_Set exercise_:
Which lines of the records contain the word "bounding", with case counting? Copy out every one of them.

:::::

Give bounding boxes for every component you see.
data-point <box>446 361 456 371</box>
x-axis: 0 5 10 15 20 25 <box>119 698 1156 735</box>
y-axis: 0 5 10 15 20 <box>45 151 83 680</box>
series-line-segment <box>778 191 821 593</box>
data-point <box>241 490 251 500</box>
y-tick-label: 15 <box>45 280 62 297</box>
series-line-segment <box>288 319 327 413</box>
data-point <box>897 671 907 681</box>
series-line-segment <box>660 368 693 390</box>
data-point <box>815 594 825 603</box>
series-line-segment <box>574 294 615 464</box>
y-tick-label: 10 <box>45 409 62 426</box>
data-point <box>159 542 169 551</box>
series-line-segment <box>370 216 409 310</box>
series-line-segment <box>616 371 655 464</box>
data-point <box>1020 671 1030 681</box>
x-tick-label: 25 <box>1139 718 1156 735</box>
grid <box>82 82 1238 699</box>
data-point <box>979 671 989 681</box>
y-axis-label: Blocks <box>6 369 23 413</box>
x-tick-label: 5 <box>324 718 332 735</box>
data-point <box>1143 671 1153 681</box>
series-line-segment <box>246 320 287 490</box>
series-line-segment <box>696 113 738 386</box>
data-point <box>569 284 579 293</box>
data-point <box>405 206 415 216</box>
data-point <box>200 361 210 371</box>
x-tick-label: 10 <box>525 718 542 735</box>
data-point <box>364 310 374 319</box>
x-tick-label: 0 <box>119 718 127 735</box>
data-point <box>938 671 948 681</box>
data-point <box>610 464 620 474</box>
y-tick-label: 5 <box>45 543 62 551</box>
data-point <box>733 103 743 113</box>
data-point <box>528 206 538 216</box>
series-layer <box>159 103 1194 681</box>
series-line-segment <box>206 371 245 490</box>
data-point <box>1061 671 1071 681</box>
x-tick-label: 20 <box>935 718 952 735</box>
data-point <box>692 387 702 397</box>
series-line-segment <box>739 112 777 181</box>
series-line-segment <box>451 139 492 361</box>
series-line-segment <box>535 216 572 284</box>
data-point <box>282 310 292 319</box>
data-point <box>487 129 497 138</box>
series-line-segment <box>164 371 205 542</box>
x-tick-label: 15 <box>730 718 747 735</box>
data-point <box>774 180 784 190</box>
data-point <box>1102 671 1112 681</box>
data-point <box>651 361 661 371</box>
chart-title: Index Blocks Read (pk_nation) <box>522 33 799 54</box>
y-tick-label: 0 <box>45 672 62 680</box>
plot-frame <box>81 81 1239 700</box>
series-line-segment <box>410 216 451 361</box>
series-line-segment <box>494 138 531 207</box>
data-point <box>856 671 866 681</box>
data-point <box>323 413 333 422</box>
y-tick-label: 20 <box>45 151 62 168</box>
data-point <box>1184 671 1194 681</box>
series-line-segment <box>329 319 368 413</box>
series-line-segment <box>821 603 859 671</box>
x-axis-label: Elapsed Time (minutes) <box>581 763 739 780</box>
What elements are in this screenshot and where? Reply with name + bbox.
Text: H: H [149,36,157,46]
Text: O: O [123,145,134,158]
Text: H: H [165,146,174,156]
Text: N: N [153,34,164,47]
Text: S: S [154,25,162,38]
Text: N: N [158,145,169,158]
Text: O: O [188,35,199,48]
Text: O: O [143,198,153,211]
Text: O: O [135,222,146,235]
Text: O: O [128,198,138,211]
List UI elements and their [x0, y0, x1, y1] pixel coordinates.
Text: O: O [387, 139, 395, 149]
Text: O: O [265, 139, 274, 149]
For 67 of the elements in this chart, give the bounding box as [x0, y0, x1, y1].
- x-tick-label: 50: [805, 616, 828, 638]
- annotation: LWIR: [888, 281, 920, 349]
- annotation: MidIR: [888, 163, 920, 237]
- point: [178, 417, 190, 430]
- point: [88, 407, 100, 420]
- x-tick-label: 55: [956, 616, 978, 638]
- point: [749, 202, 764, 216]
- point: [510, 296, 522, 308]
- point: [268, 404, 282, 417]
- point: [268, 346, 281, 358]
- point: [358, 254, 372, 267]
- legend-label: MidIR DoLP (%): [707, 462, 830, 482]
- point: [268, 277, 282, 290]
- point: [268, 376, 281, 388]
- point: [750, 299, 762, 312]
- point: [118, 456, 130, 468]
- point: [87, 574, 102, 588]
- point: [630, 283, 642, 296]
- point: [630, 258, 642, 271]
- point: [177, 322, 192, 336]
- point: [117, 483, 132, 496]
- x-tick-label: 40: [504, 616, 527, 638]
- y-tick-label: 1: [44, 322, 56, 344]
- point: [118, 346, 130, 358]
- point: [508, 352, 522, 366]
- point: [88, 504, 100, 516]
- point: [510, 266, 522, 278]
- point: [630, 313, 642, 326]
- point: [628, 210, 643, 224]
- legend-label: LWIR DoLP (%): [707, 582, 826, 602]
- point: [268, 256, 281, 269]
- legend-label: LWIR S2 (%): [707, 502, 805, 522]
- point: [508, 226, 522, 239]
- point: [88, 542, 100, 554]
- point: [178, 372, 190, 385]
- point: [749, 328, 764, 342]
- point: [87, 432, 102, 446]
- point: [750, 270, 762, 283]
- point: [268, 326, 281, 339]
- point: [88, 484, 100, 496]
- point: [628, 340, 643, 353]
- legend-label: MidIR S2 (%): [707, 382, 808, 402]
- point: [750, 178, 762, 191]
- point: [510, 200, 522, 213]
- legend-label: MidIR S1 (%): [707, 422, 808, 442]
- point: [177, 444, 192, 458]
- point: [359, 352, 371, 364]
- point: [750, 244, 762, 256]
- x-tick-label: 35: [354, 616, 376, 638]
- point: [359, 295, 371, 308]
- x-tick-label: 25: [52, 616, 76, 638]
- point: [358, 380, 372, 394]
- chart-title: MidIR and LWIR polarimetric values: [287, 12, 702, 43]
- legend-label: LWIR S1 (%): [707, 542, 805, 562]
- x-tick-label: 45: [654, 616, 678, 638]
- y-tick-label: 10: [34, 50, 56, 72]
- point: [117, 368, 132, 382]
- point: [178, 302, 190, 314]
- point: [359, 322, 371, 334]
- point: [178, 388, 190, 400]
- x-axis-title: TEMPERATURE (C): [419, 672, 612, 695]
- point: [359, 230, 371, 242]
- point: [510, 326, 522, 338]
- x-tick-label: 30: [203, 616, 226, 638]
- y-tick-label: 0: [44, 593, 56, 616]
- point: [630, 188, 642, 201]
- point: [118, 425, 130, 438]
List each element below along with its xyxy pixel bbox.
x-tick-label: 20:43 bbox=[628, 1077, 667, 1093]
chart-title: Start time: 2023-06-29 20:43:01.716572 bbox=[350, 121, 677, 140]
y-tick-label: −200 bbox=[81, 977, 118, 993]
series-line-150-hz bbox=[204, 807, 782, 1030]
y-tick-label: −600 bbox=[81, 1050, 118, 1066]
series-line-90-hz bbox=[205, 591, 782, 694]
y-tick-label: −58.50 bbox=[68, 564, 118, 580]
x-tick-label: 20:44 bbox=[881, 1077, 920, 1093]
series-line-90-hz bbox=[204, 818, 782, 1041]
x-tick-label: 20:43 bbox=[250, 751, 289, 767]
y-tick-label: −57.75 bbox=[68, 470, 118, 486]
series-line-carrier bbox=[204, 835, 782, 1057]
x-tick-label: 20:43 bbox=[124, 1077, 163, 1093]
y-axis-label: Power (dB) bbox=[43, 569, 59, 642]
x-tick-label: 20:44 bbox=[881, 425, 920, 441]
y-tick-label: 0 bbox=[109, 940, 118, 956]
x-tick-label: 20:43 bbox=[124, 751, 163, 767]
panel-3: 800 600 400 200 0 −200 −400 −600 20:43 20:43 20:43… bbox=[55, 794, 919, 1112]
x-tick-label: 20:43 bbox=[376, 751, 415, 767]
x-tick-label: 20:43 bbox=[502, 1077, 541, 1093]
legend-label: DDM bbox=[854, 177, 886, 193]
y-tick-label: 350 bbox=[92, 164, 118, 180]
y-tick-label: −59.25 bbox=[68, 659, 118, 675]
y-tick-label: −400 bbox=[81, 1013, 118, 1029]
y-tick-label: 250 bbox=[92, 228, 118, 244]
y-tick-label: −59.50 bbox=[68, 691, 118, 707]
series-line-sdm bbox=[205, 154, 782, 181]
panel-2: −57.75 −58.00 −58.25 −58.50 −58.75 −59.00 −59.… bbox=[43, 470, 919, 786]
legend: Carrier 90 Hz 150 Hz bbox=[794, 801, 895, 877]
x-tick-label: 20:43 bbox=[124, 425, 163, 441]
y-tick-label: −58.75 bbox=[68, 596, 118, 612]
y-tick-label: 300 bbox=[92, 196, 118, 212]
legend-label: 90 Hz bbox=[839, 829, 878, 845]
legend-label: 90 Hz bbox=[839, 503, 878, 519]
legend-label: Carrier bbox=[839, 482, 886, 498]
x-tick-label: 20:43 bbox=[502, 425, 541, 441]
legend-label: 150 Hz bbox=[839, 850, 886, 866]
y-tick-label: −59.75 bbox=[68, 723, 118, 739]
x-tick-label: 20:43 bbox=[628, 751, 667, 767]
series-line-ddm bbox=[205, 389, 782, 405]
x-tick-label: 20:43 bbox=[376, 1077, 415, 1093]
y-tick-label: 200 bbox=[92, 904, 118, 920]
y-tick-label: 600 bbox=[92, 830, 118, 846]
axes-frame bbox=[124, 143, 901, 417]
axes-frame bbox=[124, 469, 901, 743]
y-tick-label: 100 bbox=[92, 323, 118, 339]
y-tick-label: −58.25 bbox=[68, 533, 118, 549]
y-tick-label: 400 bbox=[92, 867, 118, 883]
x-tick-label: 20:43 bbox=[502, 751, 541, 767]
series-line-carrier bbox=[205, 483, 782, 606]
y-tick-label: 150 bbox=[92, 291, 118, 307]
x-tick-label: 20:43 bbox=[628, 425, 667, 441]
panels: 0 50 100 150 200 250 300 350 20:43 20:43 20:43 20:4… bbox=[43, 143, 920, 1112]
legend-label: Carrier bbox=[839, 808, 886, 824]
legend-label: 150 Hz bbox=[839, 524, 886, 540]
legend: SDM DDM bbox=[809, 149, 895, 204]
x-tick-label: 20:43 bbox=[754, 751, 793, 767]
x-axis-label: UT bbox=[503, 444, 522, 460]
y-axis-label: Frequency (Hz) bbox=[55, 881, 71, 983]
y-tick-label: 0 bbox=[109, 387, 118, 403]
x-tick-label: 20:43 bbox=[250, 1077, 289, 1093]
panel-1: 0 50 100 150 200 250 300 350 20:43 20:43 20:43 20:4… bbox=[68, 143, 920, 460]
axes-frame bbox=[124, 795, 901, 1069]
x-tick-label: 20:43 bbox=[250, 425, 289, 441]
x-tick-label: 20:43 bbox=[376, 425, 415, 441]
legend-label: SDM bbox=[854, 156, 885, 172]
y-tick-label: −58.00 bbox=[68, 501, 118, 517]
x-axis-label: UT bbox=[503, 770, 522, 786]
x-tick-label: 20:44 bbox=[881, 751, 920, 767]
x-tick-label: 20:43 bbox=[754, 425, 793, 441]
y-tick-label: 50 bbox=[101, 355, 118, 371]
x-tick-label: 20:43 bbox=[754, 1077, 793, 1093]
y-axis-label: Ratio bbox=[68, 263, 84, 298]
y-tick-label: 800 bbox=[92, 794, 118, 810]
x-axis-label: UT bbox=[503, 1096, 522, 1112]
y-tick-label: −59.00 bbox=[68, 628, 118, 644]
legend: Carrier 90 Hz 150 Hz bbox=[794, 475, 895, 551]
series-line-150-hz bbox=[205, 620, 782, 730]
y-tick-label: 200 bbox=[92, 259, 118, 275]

:::::

_Result for this task_:
Give bounding boxes for every component you see.
For 67 of the elements in this chart, give the bounding box as [x0, y0, x1, y1].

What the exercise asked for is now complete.